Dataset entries

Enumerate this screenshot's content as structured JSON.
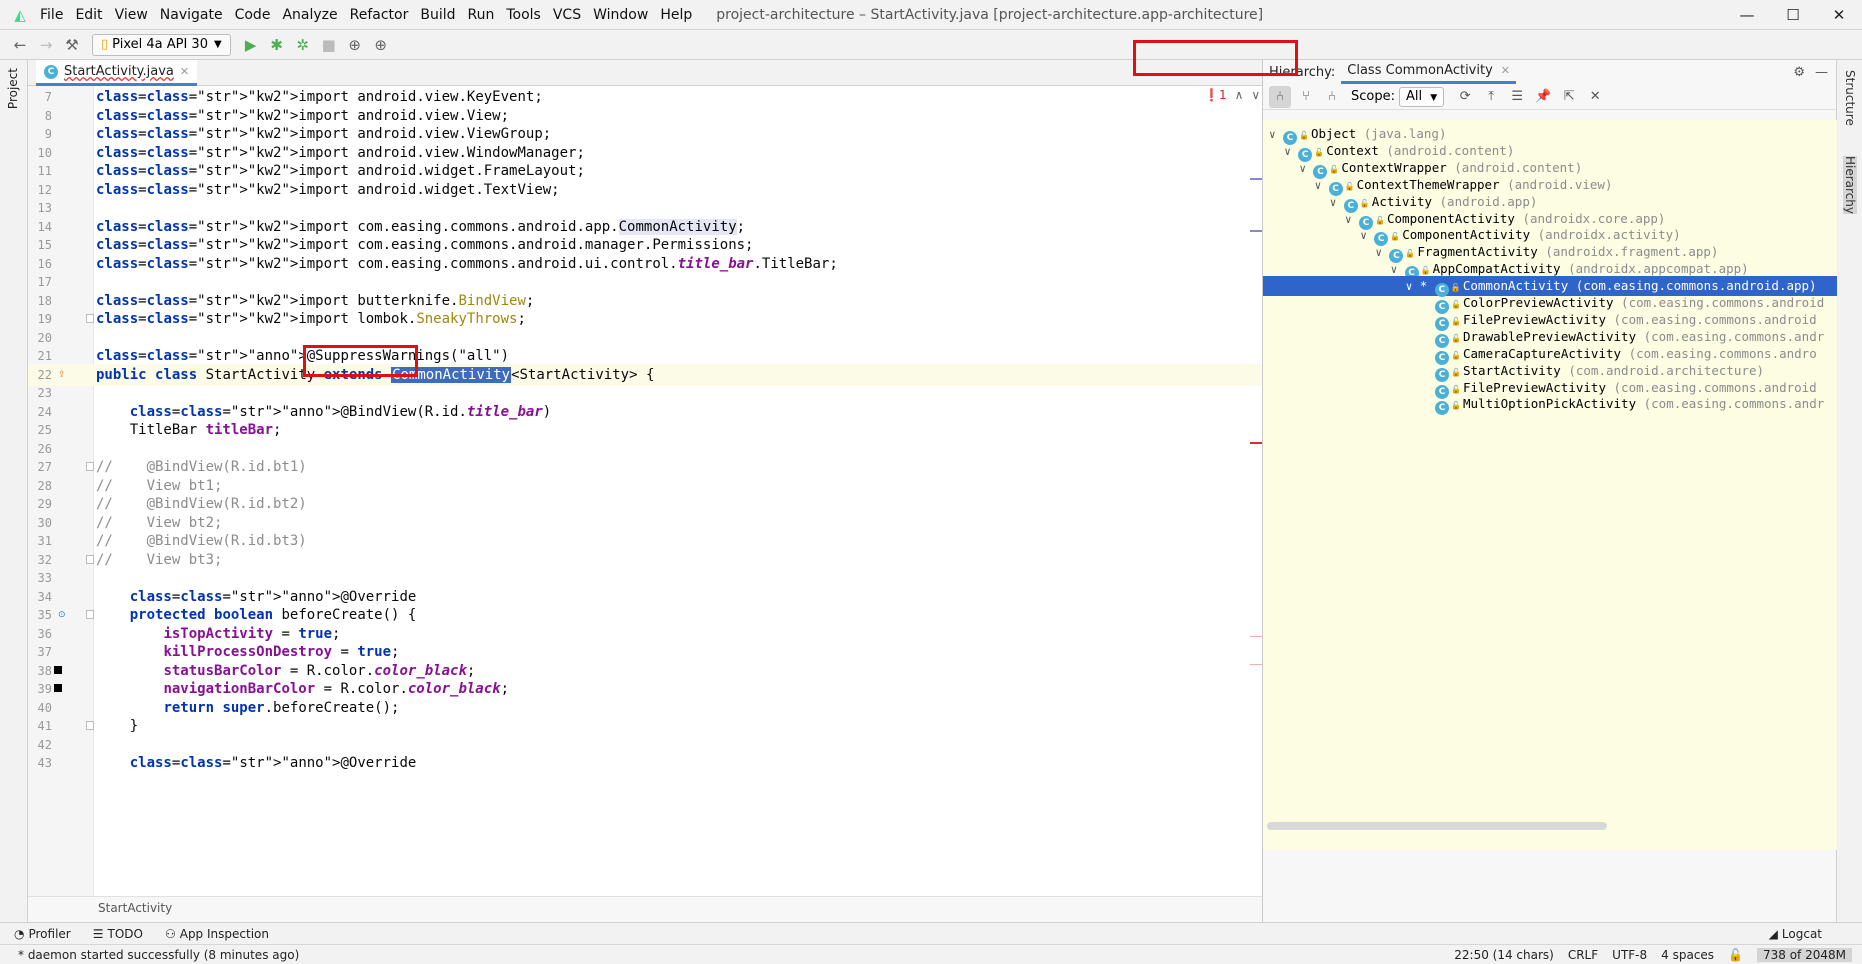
{
  "window": {
    "title": "project-architecture – StartActivity.java [project-architecture.app-architecture]",
    "menu": [
      "File",
      "Edit",
      "View",
      "Navigate",
      "Code",
      "Analyze",
      "Refactor",
      "Build",
      "Run",
      "Tools",
      "VCS",
      "Window",
      "Help"
    ]
  },
  "toolbar": {
    "device": "Pixel 4a API 30"
  },
  "left_tools": {
    "project": "Project"
  },
  "right_tools": {
    "structure": "Structure",
    "hierarchy": "Hierarchy"
  },
  "editor": {
    "tab_label": "StartActivity.java",
    "error_count": "1",
    "breadcrumb": "StartActivity",
    "lines": [
      {
        "n": "7",
        "t": "import android.view.KeyEvent;"
      },
      {
        "n": "8",
        "t": "import android.view.View;"
      },
      {
        "n": "9",
        "t": "import android.view.ViewGroup;"
      },
      {
        "n": "10",
        "t": "import android.view.WindowManager;"
      },
      {
        "n": "11",
        "t": "import android.widget.FrameLayout;"
      },
      {
        "n": "12",
        "t": "import android.widget.TextView;"
      },
      {
        "n": "13",
        "t": ""
      },
      {
        "n": "14",
        "t": "import com.easing.commons.android.app.CommonActivity;"
      },
      {
        "n": "15",
        "t": "import com.easing.commons.android.manager.Permissions;"
      },
      {
        "n": "16",
        "t": "import com.easing.commons.android.ui.control.title_bar.TitleBar;"
      },
      {
        "n": "17",
        "t": ""
      },
      {
        "n": "18",
        "t": "import butterknife.BindView;"
      },
      {
        "n": "19",
        "t": "import lombok.SneakyThrows;"
      },
      {
        "n": "20",
        "t": ""
      },
      {
        "n": "21",
        "t": "@SuppressWarnings(\"all\")"
      },
      {
        "n": "22",
        "t": "public class StartActivity extends CommonActivity<StartActivity> {"
      },
      {
        "n": "23",
        "t": ""
      },
      {
        "n": "24",
        "t": "    @BindView(R.id.title_bar)"
      },
      {
        "n": "25",
        "t": "    TitleBar titleBar;"
      },
      {
        "n": "26",
        "t": ""
      },
      {
        "n": "27",
        "t": "//    @BindView(R.id.bt1)"
      },
      {
        "n": "28",
        "t": "//    View bt1;"
      },
      {
        "n": "29",
        "t": "//    @BindView(R.id.bt2)"
      },
      {
        "n": "30",
        "t": "//    View bt2;"
      },
      {
        "n": "31",
        "t": "//    @BindView(R.id.bt3)"
      },
      {
        "n": "32",
        "t": "//    View bt3;"
      },
      {
        "n": "33",
        "t": ""
      },
      {
        "n": "34",
        "t": "    @Override"
      },
      {
        "n": "35",
        "t": "    protected boolean beforeCreate() {"
      },
      {
        "n": "36",
        "t": "        isTopActivity = true;"
      },
      {
        "n": "37",
        "t": "        killProcessOnDestroy = true;"
      },
      {
        "n": "38",
        "t": "        statusBarColor = R.color.color_black;"
      },
      {
        "n": "39",
        "t": "        navigationBarColor = R.color.color_black;"
      },
      {
        "n": "40",
        "t": "        return super.beforeCreate();"
      },
      {
        "n": "41",
        "t": "    }"
      },
      {
        "n": "42",
        "t": ""
      },
      {
        "n": "43",
        "t": "    @Override"
      }
    ]
  },
  "hierarchy": {
    "label": "Hierarchy:",
    "tab": "Class CommonActivity",
    "scope_label": "Scope:",
    "scope_value": "All",
    "tree": [
      {
        "name": "Object",
        "pkg": "(java.lang)",
        "depth": 0
      },
      {
        "name": "Context",
        "pkg": "(android.content)",
        "depth": 1
      },
      {
        "name": "ContextWrapper",
        "pkg": "(android.content)",
        "depth": 2
      },
      {
        "name": "ContextThemeWrapper",
        "pkg": "(android.view)",
        "depth": 3
      },
      {
        "name": "Activity",
        "pkg": "(android.app)",
        "depth": 4
      },
      {
        "name": "ComponentActivity",
        "pkg": "(androidx.core.app)",
        "depth": 5
      },
      {
        "name": "ComponentActivity",
        "pkg": "(androidx.activity)",
        "depth": 6
      },
      {
        "name": "FragmentActivity",
        "pkg": "(androidx.fragment.app)",
        "depth": 7
      },
      {
        "name": "AppCompatActivity",
        "pkg": "(androidx.appcompat.app)",
        "depth": 8
      },
      {
        "name": "CommonActivity",
        "pkg": "(com.easing.commons.android.app)",
        "depth": 9,
        "selected": true
      },
      {
        "name": "ColorPreviewActivity",
        "pkg": "(com.easing.commons.android",
        "depth": 10
      },
      {
        "name": "FilePreviewActivity",
        "pkg": "(com.easing.commons.android",
        "depth": 10
      },
      {
        "name": "DrawablePreviewActivity",
        "pkg": "(com.easing.commons.andr",
        "depth": 10
      },
      {
        "name": "CameraCaptureActivity",
        "pkg": "(com.easing.commons.andro",
        "depth": 10
      },
      {
        "name": "StartActivity",
        "pkg": "(com.android.architecture)",
        "depth": 10
      },
      {
        "name": "FilePreviewActivity",
        "pkg": "(com.easing.commons.android",
        "depth": 10
      },
      {
        "name": "MultiOptionPickActivity",
        "pkg": "(com.easing.commons.andr",
        "depth": 10
      }
    ]
  },
  "bottom_tools": {
    "profiler": "Profiler",
    "todo": "TODO",
    "app_inspection": "App Inspection",
    "logcat": "Logcat"
  },
  "status": {
    "message": "* daemon started successfully (8 minutes ago)",
    "position": "22:50 (14 chars)",
    "line_sep": "CRLF",
    "encoding": "UTF-8",
    "indent": "4 spaces",
    "memory": "738 of 2048M"
  }
}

* [Stated problem] Reproduce every entry exactly, but omit each picture.

* [Complete response]
Enumerate this screenshot's content as structured JSON.
{
  "window": {
    "title": "project-architecture – StartActivity.java [project-architecture.app-architecture]",
    "menu": [
      "File",
      "Edit",
      "View",
      "Navigate",
      "Code",
      "Analyze",
      "Refactor",
      "Build",
      "Run",
      "Tools",
      "VCS",
      "Window",
      "Help"
    ]
  },
  "toolbar": {
    "device": "Pixel 4a API 30"
  },
  "left_tools": {
    "project": "Project"
  },
  "right_tools": {
    "structure": "Structure",
    "hierarchy": "Hierarchy"
  },
  "editor": {
    "tab_label": "StartActivity.java",
    "error_count": "1",
    "breadcrumb": "StartActivity",
    "lines": [
      {
        "n": "7",
        "t": "import android.view.KeyEvent;"
      },
      {
        "n": "8",
        "t": "import android.view.View;"
      },
      {
        "n": "9",
        "t": "import android.view.ViewGroup;"
      },
      {
        "n": "10",
        "t": "import android.view.WindowManager;"
      },
      {
        "n": "11",
        "t": "import android.widget.FrameLayout;"
      },
      {
        "n": "12",
        "t": "import android.widget.TextView;"
      },
      {
        "n": "13",
        "t": ""
      },
      {
        "n": "14",
        "t": "import com.easing.commons.android.app.CommonActivity;"
      },
      {
        "n": "15",
        "t": "import com.easing.commons.android.manager.Permissions;"
      },
      {
        "n": "16",
        "t": "import com.easing.commons.android.ui.control.title_bar.TitleBar;"
      },
      {
        "n": "17",
        "t": ""
      },
      {
        "n": "18",
        "t": "import butterknife.BindView;"
      },
      {
        "n": "19",
        "t": "import lombok.SneakyThrows;"
      },
      {
        "n": "20",
        "t": ""
      },
      {
        "n": "21",
        "t": "@SuppressWarnings(\"all\")"
      },
      {
        "n": "22",
        "t": "public class StartActivity extends CommonActivity<StartActivity> {"
      },
      {
        "n": "23",
        "t": ""
      },
      {
        "n": "24",
        "t": "    @BindView(R.id.title_bar)"
      },
      {
        "n": "25",
        "t": "    TitleBar titleBar;"
      },
      {
        "n": "26",
        "t": ""
      },
      {
        "n": "27",
        "t": "//    @BindView(R.id.bt1)"
      },
      {
        "n": "28",
        "t": "//    View bt1;"
      },
      {
        "n": "29",
        "t": "//    @BindView(R.id.bt2)"
      },
      {
        "n": "30",
        "t": "//    View bt2;"
      },
      {
        "n": "31",
        "t": "//    @BindView(R.id.bt3)"
      },
      {
        "n": "32",
        "t": "//    View bt3;"
      },
      {
        "n": "33",
        "t": ""
      },
      {
        "n": "34",
        "t": "    @Override"
      },
      {
        "n": "35",
        "t": "    protected boolean beforeCreate() {"
      },
      {
        "n": "36",
        "t": "        isTopActivity = true;"
      },
      {
        "n": "37",
        "t": "        killProcessOnDestroy = true;"
      },
      {
        "n": "38",
        "t": "        statusBarColor = R.color.color_black;"
      },
      {
        "n": "39",
        "t": "        navigationBarColor = R.color.color_black;"
      },
      {
        "n": "40",
        "t": "        return super.beforeCreate();"
      },
      {
        "n": "41",
        "t": "    }"
      },
      {
        "n": "42",
        "t": ""
      },
      {
        "n": "43",
        "t": "    @Override"
      }
    ]
  },
  "hierarchy": {
    "label": "Hierarchy:",
    "tab": "Class CommonActivity",
    "scope_label": "Scope:",
    "scope_value": "All",
    "tree": [
      {
        "name": "Object",
        "pkg": "(java.lang)",
        "depth": 0
      },
      {
        "name": "Context",
        "pkg": "(android.content)",
        "depth": 1
      },
      {
        "name": "ContextWrapper",
        "pkg": "(android.content)",
        "depth": 2
      },
      {
        "name": "ContextThemeWrapper",
        "pkg": "(android.view)",
        "depth": 3
      },
      {
        "name": "Activity",
        "pkg": "(android.app)",
        "depth": 4
      },
      {
        "name": "ComponentActivity",
        "pkg": "(androidx.core.app)",
        "depth": 5
      },
      {
        "name": "ComponentActivity",
        "pkg": "(androidx.activity)",
        "depth": 6
      },
      {
        "name": "FragmentActivity",
        "pkg": "(androidx.fragment.app)",
        "depth": 7
      },
      {
        "name": "AppCompatActivity",
        "pkg": "(androidx.appcompat.app)",
        "depth": 8
      },
      {
        "name": "CommonActivity",
        "pkg": "(com.easing.commons.android.app)",
        "depth": 9,
        "selected": true
      },
      {
        "name": "ColorPreviewActivity",
        "pkg": "(com.easing.commons.android",
        "depth": 10
      },
      {
        "name": "FilePreviewActivity",
        "pkg": "(com.easing.commons.android",
        "depth": 10
      },
      {
        "name": "DrawablePreviewActivity",
        "pkg": "(com.easing.commons.andr",
        "depth": 10
      },
      {
        "name": "CameraCaptureActivity",
        "pkg": "(com.easing.commons.andro",
        "depth": 10
      },
      {
        "name": "StartActivity",
        "pkg": "(com.android.architecture)",
        "depth": 10
      },
      {
        "name": "FilePreviewActivity",
        "pkg": "(com.easing.commons.android",
        "depth": 10
      },
      {
        "name": "MultiOptionPickActivity",
        "pkg": "(com.easing.commons.andr",
        "depth": 10
      }
    ]
  },
  "bottom_tools": {
    "profiler": "Profiler",
    "todo": "TODO",
    "app_inspection": "App Inspection",
    "logcat": "Logcat"
  },
  "status": {
    "message": "* daemon started successfully (8 minutes ago)",
    "position": "22:50 (14 chars)",
    "line_sep": "CRLF",
    "encoding": "UTF-8",
    "indent": "4 spaces",
    "memory": "738 of 2048M"
  }
}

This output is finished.